## start Excerpted records

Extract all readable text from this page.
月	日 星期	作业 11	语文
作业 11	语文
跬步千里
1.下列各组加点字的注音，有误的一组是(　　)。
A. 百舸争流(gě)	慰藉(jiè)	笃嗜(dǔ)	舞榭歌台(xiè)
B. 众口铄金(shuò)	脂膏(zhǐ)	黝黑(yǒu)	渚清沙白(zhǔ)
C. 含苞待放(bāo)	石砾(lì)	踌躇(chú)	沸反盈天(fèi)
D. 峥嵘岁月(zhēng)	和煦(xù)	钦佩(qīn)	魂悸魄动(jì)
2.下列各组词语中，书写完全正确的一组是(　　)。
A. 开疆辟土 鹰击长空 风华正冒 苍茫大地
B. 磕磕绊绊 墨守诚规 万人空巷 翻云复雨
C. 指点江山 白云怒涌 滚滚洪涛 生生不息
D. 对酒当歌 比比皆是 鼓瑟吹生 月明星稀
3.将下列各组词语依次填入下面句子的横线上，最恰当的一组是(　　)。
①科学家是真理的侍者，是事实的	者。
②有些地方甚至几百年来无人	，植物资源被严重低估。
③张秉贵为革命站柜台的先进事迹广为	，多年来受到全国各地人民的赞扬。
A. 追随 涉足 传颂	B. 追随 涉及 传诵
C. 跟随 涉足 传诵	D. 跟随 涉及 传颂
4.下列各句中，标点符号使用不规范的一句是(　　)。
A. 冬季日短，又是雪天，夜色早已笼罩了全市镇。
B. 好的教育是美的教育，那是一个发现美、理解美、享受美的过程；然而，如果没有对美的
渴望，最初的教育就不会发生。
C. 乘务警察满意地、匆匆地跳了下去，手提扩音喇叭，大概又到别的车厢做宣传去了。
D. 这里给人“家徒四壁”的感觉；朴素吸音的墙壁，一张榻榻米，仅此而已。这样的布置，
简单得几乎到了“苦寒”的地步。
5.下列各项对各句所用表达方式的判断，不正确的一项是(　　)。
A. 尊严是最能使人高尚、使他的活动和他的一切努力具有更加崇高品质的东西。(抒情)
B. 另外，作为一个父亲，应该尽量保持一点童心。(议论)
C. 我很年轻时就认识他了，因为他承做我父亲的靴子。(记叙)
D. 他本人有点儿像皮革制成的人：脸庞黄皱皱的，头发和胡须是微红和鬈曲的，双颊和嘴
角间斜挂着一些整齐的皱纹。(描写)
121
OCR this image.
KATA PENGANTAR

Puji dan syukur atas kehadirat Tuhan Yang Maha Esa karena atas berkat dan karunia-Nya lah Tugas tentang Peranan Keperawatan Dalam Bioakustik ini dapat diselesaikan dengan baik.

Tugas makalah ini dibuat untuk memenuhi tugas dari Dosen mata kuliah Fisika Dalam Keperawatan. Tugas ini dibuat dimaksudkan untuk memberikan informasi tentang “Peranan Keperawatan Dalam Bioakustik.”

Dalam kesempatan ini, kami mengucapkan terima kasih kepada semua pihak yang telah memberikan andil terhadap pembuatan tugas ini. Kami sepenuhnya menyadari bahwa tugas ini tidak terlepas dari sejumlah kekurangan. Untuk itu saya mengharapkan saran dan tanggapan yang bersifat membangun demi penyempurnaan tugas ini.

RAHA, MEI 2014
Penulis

## end Excerpted records

◆ What you should do
Exactly reproduce the lines beginning with the one that contains "OCR this image." and ending with the last line of the material, both included. Leave out everything else.

◆ Solution
OCR this image.
KATA PENGANTAR

Puji dan syukur atas kehadirat Tuhan Yang Maha Esa karena atas berkat dan karunia-Nya lah Tugas tentang Peranan Keperawatan Dalam Bioakustik ini dapat diselesaikan dengan baik.

Tugas makalah ini dibuat untuk memenuhi tugas dari Dosen mata kuliah Fisika Dalam Keperawatan. Tugas ini dibuat dimaksudkan untuk memberikan informasi tentang “Peranan Keperawatan Dalam Bioakustik.”

Dalam kesempatan ini, kami mengucapkan terima kasih kepada semua pihak yang telah memberikan andil terhadap pembuatan tugas ini. Kami sepenuhnya menyadari bahwa tugas ini tidak terlepas dari sejumlah kekurangan. Untuk itu saya mengharapkan saran dan tanggapan yang bersifat membangun demi penyempurnaan tugas ini.

RAHA, MEI 2014
Penulis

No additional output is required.